-- GIVEN EXERCISE --
Edit the lines of the material below starting at "colorbar-tick-mark — [1038, 287, 1045, 289]" and ending at "colorbar-segment — [1003, 682, 1037, 716]" so that "colorbar-tick-label" becomes "scale-label" and nothing else changes, and give back only those lines.

[start]

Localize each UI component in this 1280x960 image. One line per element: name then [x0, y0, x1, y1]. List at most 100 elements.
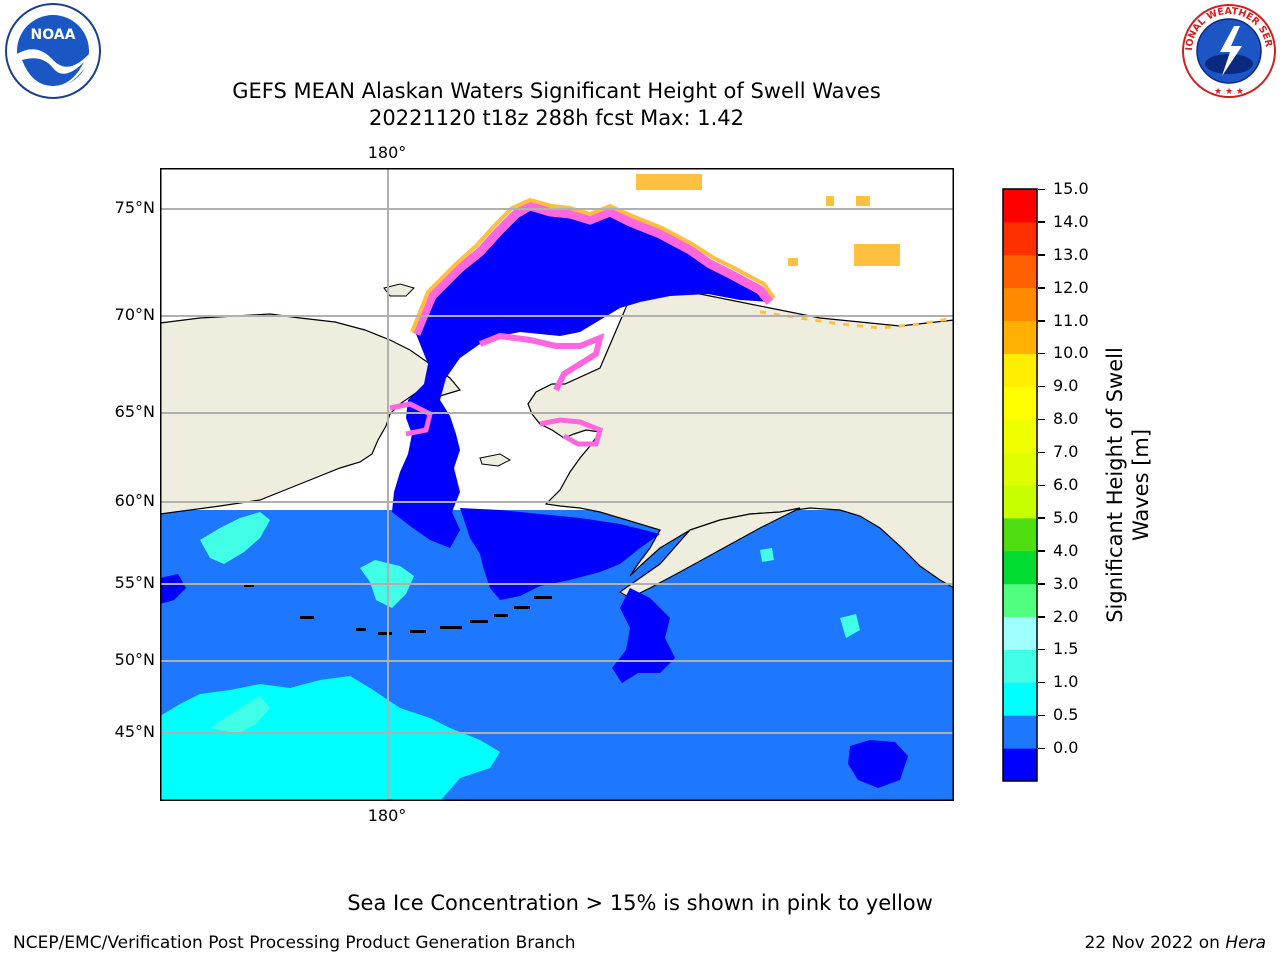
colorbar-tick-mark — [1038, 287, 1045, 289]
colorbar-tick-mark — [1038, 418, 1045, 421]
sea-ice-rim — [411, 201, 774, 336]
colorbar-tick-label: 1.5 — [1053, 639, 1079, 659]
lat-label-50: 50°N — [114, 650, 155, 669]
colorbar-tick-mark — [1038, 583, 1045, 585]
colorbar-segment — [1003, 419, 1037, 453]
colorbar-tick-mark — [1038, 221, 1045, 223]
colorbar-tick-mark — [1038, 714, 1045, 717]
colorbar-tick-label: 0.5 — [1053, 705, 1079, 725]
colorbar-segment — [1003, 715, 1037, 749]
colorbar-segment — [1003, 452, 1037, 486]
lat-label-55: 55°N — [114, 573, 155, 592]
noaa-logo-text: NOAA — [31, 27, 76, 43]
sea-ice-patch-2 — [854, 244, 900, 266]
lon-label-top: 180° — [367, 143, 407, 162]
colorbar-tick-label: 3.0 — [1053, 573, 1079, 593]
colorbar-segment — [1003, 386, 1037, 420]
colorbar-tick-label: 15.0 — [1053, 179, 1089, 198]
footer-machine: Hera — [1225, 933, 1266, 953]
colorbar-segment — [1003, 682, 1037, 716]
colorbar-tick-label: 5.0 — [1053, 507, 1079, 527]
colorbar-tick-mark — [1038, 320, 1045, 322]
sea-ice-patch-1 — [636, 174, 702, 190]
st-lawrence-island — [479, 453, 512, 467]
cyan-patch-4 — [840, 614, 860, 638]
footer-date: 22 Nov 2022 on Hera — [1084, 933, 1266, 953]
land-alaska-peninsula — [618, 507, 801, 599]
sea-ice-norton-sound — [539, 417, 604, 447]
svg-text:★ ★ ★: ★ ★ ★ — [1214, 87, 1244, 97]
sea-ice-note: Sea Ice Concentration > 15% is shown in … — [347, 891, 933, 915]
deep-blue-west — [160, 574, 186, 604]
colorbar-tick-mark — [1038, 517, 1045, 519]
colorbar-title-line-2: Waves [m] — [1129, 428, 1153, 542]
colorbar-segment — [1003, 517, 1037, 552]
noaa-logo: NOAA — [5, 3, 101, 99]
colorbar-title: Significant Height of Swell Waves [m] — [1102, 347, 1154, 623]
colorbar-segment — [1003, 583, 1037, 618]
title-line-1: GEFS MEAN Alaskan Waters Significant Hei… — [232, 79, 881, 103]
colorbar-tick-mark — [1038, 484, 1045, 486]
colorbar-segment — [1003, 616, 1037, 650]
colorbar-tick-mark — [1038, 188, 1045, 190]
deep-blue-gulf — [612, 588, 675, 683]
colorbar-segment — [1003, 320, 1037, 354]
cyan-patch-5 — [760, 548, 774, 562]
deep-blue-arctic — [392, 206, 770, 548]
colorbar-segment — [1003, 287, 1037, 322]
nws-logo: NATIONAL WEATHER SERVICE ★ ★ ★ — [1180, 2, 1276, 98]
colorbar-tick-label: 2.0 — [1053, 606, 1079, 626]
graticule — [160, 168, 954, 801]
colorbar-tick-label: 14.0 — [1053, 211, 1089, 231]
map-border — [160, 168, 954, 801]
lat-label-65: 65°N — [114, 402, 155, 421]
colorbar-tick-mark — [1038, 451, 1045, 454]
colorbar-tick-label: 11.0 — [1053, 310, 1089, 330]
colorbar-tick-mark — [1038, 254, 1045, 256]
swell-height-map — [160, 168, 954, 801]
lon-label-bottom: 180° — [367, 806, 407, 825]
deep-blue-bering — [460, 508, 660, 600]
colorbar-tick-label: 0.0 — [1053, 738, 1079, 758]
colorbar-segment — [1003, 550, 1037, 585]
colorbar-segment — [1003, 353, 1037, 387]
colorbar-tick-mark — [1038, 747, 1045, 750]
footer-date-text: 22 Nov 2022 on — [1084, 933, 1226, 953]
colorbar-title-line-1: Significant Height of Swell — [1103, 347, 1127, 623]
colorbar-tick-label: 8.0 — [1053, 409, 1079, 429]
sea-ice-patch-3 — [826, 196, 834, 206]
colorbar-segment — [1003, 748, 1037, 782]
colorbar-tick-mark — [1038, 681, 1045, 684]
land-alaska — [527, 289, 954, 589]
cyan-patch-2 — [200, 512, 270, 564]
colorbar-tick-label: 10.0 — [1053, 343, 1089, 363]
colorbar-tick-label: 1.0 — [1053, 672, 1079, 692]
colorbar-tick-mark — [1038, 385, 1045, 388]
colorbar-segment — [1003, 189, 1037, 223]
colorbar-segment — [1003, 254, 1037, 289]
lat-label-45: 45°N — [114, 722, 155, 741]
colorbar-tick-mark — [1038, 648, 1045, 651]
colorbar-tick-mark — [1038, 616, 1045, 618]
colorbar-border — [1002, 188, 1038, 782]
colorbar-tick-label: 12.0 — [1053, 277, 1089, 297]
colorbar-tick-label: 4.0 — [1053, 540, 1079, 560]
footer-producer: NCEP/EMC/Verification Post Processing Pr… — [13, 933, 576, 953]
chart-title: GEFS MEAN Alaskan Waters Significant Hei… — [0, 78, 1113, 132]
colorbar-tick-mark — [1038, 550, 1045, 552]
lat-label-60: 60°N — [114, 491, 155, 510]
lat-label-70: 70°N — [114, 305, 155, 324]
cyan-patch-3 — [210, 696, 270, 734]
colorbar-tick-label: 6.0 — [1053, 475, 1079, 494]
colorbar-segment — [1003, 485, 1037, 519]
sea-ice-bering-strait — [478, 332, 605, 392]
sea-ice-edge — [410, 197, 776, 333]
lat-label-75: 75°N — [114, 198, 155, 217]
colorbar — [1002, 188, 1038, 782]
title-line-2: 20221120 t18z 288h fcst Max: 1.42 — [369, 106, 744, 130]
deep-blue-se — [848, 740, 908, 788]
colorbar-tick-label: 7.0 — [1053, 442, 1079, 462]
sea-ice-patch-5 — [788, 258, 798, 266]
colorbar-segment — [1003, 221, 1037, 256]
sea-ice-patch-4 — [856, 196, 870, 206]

[end]

-- ANSWER TO THE PROBLEM --
colorbar-tick-mark — [1038, 287, 1045, 289]
colorbar-tick-mark — [1038, 418, 1045, 421]
sea-ice-rim — [411, 201, 774, 336]
scale-label: 1.5 — [1053, 639, 1079, 659]
lat-label-50: 50°N — [114, 650, 155, 669]
colorbar-tick-mark — [1038, 583, 1045, 585]
colorbar-segment — [1003, 419, 1037, 453]
colorbar-tick-mark — [1038, 221, 1045, 223]
colorbar-tick-mark — [1038, 714, 1045, 717]
scale-label: 0.5 — [1053, 705, 1079, 725]
colorbar-segment — [1003, 715, 1037, 749]
colorbar-segment — [1003, 452, 1037, 486]
lat-label-55: 55°N — [114, 573, 155, 592]
noaa-logo-text: NOAA — [31, 27, 76, 43]
sea-ice-patch-2 — [854, 244, 900, 266]
lon-label-top: 180° — [367, 143, 407, 162]
scale-label: 3.0 — [1053, 573, 1079, 593]
colorbar-segment — [1003, 386, 1037, 420]
scale-label: 15.0 — [1053, 179, 1089, 198]
footer-machine: Hera — [1225, 933, 1266, 953]
colorbar-segment — [1003, 682, 1037, 716]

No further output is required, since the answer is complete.